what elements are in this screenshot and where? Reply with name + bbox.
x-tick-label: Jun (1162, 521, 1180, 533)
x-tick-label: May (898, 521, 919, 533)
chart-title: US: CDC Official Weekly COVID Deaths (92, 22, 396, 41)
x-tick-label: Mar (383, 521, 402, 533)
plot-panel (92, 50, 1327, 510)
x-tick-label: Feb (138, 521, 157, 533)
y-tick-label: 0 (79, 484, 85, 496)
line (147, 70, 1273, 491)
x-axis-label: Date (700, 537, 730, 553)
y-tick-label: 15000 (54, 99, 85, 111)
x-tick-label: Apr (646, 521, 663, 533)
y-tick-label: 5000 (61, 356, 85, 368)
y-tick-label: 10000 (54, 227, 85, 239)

▬▬▬▬▬▬▬▬▬▬

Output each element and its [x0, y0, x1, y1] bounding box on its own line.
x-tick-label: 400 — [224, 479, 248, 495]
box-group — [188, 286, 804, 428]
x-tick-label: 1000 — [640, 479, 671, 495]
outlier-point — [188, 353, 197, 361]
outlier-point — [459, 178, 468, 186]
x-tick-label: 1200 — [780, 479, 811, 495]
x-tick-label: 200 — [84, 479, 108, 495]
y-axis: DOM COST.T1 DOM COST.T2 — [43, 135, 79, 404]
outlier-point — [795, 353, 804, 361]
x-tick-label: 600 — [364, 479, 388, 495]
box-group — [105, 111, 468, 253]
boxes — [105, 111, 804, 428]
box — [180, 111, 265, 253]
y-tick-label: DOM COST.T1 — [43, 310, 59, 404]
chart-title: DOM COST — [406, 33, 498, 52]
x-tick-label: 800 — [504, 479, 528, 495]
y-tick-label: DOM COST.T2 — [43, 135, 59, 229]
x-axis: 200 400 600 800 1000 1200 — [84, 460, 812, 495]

▬▬▬▬▬▬▬▬▬▬

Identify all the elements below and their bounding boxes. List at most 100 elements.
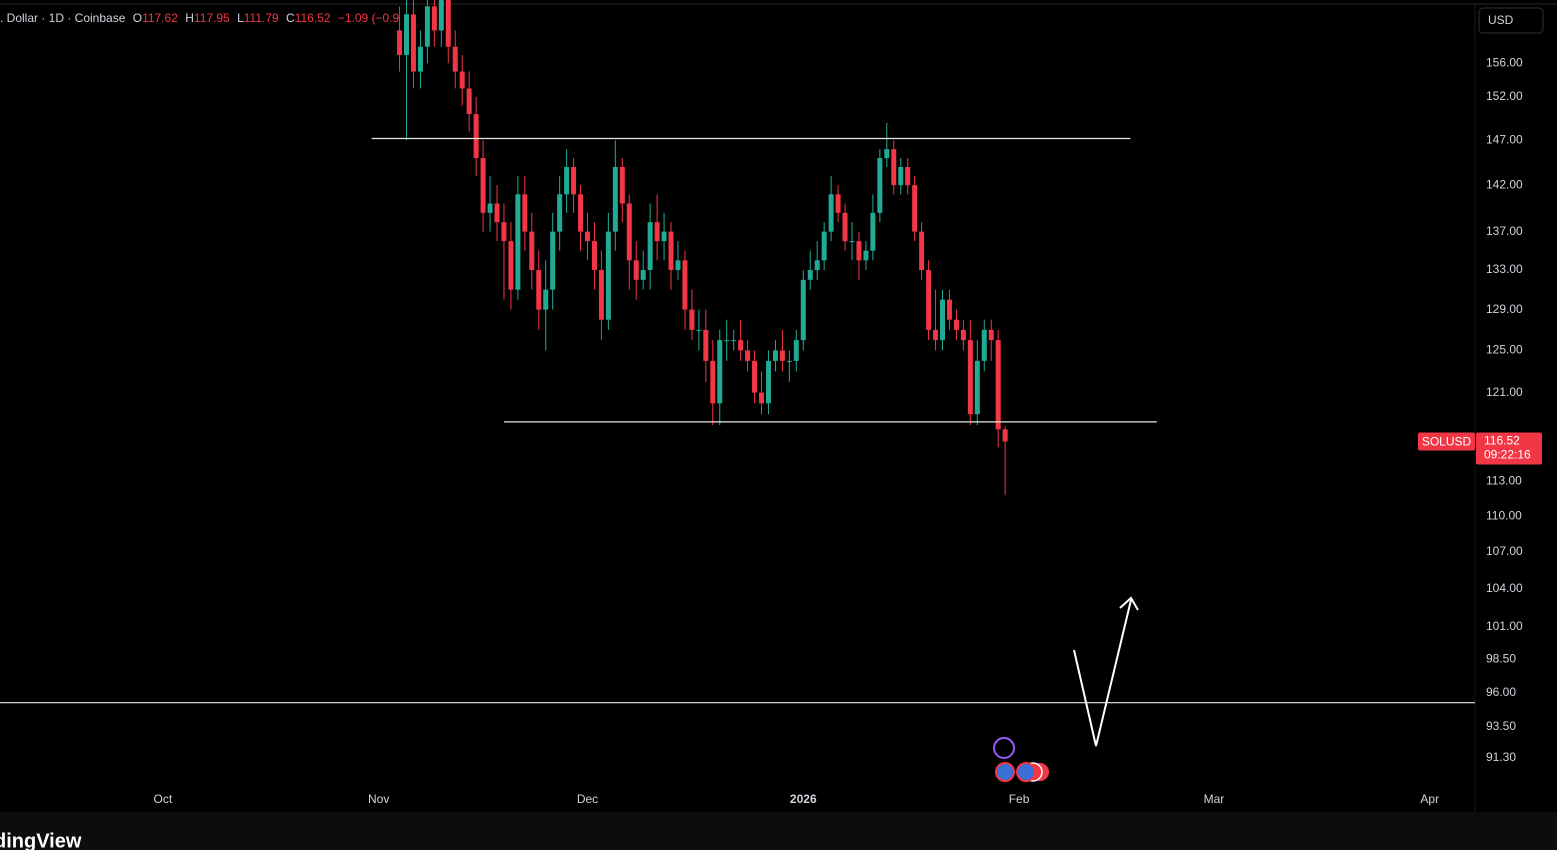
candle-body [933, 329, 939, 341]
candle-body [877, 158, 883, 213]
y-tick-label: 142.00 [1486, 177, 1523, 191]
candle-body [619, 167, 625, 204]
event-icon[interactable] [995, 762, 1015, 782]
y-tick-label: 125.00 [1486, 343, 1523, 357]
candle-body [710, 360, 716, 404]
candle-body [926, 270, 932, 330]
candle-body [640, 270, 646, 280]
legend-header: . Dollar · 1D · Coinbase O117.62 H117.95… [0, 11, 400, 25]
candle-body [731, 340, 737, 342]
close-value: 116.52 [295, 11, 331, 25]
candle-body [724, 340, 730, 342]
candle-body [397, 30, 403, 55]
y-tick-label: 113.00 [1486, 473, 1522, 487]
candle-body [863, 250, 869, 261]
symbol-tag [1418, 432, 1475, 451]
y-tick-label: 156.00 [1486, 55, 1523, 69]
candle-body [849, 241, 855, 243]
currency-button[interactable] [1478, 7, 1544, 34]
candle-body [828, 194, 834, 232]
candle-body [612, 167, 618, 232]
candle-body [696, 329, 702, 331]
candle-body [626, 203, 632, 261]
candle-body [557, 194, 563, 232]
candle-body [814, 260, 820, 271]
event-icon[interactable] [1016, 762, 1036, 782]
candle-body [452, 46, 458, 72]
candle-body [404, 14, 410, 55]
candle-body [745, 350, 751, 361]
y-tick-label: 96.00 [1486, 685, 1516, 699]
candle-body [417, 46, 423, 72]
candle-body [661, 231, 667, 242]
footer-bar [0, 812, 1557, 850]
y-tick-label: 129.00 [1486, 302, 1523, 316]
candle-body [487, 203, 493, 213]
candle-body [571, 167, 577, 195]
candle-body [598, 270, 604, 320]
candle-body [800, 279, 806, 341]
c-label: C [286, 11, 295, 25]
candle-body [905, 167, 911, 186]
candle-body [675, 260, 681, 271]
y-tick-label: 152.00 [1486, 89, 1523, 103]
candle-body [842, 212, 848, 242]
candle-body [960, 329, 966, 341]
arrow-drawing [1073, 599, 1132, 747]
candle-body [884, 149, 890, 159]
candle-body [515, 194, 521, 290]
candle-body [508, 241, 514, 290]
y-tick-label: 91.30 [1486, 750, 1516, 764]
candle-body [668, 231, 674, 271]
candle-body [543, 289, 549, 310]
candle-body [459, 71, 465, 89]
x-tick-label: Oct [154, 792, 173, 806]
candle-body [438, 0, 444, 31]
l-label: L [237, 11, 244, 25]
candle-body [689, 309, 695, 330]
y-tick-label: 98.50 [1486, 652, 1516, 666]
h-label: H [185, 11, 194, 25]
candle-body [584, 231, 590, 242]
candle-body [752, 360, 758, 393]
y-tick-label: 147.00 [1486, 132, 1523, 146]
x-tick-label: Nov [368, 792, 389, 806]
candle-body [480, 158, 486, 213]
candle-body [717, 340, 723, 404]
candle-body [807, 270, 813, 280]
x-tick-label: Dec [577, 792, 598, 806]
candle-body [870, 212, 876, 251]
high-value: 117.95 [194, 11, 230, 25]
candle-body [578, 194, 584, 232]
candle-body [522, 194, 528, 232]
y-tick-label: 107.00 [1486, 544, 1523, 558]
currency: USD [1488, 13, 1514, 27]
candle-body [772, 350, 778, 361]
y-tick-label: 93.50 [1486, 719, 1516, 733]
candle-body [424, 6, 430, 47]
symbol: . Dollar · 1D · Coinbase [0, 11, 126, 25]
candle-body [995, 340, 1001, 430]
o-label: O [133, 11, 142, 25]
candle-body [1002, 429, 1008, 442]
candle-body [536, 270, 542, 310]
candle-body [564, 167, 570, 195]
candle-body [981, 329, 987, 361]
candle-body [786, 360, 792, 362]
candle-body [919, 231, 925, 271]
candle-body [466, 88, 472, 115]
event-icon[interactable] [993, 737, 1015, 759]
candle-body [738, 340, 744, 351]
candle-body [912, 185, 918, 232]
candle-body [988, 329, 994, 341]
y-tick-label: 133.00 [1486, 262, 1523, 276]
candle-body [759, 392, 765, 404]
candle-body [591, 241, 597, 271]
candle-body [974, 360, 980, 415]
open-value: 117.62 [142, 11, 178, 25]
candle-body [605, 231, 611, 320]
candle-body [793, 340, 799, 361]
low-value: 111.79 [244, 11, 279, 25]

▬▬▬▬▬▬▬▬▬▬

• The exercise
Repeat the lines of the records above verbatim, starting at the line that contains "Output each element" and ending at the line that contains "x-axis: 200 400".

• Solved exercise
Output each element and its [x0, y0, x1, y1] bounding box on its own line.
x-tick-label: 400 — [224, 479, 248, 495]
box-group — [188, 286, 804, 428]
x-tick-label: 1000 — [640, 479, 671, 495]
outlier-point — [188, 353, 197, 361]
outlier-point — [459, 178, 468, 186]
x-tick-label: 1200 — [780, 479, 811, 495]
x-tick-label: 200 — [84, 479, 108, 495]
y-axis: DOM COST.T1 DOM COST.T2 — [43, 135, 79, 404]
outlier-point — [795, 353, 804, 361]
x-tick-label: 600 — [364, 479, 388, 495]
box-group — [105, 111, 468, 253]
boxes — [105, 111, 804, 428]
box — [180, 111, 265, 253]
y-tick-label: DOM COST.T1 — [43, 310, 59, 404]
chart-title: DOM COST — [406, 33, 498, 52]
x-tick-label: 800 — [504, 479, 528, 495]
y-tick-label: DOM COST.T2 — [43, 135, 59, 229]
x-axis: 200 400 600 800 1000 1200 — [84, 460, 812, 495]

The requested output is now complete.